Problem to solve> Can you render every line of the items below as a Markdown table with the columns Row and Line, one line per row, skipping blank lines and leaving out the pictures?
─── Given records
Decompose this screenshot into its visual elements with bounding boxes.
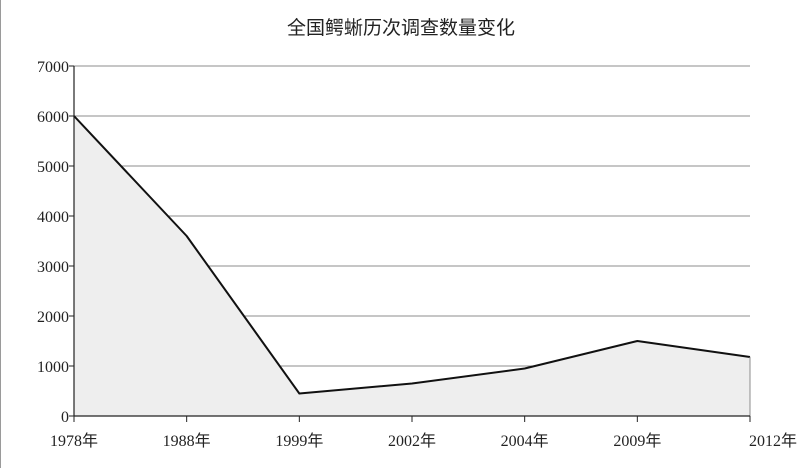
x-tick-label-2: 1999年 [275,432,323,450]
y-tick-label-6000: 6000 [37,109,69,126]
y-tick-label-2000: 2000 [37,309,69,326]
y-tick-label-5000: 5000 [37,159,69,176]
axes [69,65,751,422]
x-tick-label-0: 1978年 [50,432,98,450]
y-tick-label-7000: 7000 [37,59,69,76]
x-tick-label-6: 2012年 [749,432,797,450]
y-tick-label-0: 0 [61,409,69,426]
y-tick-label-3000: 3000 [37,259,69,276]
x-tick-label-4: 2004年 [501,432,549,450]
chart-title: 全国鳄蜥历次调查数量变化 [287,17,515,39]
area-fill [74,116,750,416]
x-tick-label-3: 2002年 [388,432,436,450]
y-tick-label-4000: 4000 [37,209,69,226]
y-axis-tick-labels: 0 1000 2000 3000 4000 5000 6000 7000 [37,59,69,426]
x-axis-tick-labels: 1978年 1988年 1999年 2002年 2004年 2009年 2012年 [50,432,797,450]
area-series [73,115,751,416]
y-tick-label-1000: 1000 [37,359,69,376]
x-tick-label-5: 2009年 [613,432,661,450]
x-tick-label-1: 1988年 [163,432,211,450]
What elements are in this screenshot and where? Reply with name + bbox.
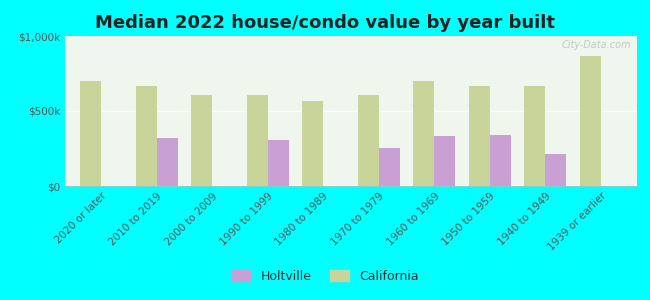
Bar: [136, 85, 157, 186]
Bar: [157, 138, 177, 186]
Bar: [302, 101, 323, 186]
Bar: [525, 85, 545, 186]
Bar: [246, 94, 268, 186]
Text: City-Data.com: City-Data.com: [562, 40, 631, 50]
Bar: [379, 148, 400, 186]
Bar: [413, 81, 434, 186]
Text: Median 2022 house/condo value by year built: Median 2022 house/condo value by year bu…: [95, 14, 555, 32]
Bar: [434, 136, 456, 186]
Bar: [80, 81, 101, 186]
Bar: [358, 94, 379, 186]
Bar: [490, 135, 511, 186]
Legend: Holtville, California: Holtville, California: [227, 265, 423, 288]
Bar: [580, 56, 601, 186]
Bar: [545, 154, 566, 186]
Bar: [469, 85, 490, 186]
Bar: [268, 140, 289, 186]
Bar: [191, 94, 212, 186]
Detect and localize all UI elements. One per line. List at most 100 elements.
──────
Result for this exercise>
| Row | Line |
|---|---|
| 1 | Decompose this screenshot into its visual elements with bounding boxes. |
| 2 | x-tick-label-2: 1999年 [275,432,323,450] |
| 3 | y-tick-label-6000: 6000 [37,109,69,126] |
| 4 | y-tick-label-2000: 2000 [37,309,69,326] |
| 5 | y-tick-label-5000: 5000 [37,159,69,176] |
| 6 | axes [69,65,751,422] |
| 7 | x-tick-label-0: 1978年 [50,432,98,450] |
| 8 | y-tick-label-7000: 7000 [37,59,69,76] |
| 9 | x-tick-label-6: 2012年 [749,432,797,450] |
| 10 | y-tick-label-0: 0 [61,409,69,426] |
| 11 | y-tick-label-3000: 3000 [37,259,69,276] |
| 12 | x-tick-label-4: 2004年 [501,432,549,450] |
| 13 | chart-title: 全国鳄蜥历次调查数量变化 [287,17,515,39] |
| 14 | area-fill [74,116,750,416] |
| 15 | x-tick-label-3: 2002年 [388,432,436,450] |
| 16 | y-tick-label-4000: 4000 [37,209,69,226] |
| 17 | y-axis-tick-labels: 0 1000 2000 3000 4000 5000 6000 7000 [37,59,69,426] |
| 18 | x-axis-tick-labels: 1978年 1988年 1999年 2002年 2004年 2009年 2012年 [50,432,797,450] |
| 19 | area-series [73,115,751,416] |
| 20 | y-tick-label-1000: 1000 [37,359,69,376] |
| 21 | x-tick-label-5: 2009年 [613,432,661,450] |
| 22 | x-tick-label-1: 1988年 [163,432,211,450] |
| 23 | What elements are in this screenshot and where? Reply with name + bbox. |
| 24 | Bar: [136, 85, 157, 186] |
| 25 | Bar: [157, 138, 177, 186] |
| 26 | Bar: [302, 101, 323, 186] |
| 27 | Bar: [525, 85, 545, 186] |
| 28 | Bar: [246, 94, 268, 186] |
| 29 | Text: City-Data.com: City-Data.com: [562, 40, 631, 50] |
| 30 | Bar: [379, 148, 400, 186] |
| 31 | Bar: [413, 81, 434, 186] |
| 32 | Text: Median 2022 house/condo value by year built: Median 2022 house/condo value by year bu…: [95, 14, 555, 32] |
| 33 | Bar: [434, 136, 456, 186] |
| 34 | Bar: [80, 81, 101, 186] |
| 35 | Bar: [358, 94, 379, 186] |
| 36 | Bar: [490, 135, 511, 186] |
| 37 | Legend: Holtville, California: Holtville, California: [227, 265, 423, 288] |
| 38 | Bar: [580, 56, 601, 186] |
| 39 | Bar: [545, 154, 566, 186] |
| 40 | Bar: [469, 85, 490, 186] |
| 41 | Bar: [268, 140, 289, 186] |
| 42 | Bar: [191, 94, 212, 186] |
| 43 | Detect and localize all UI elements. One per line. List at most 100 elements. |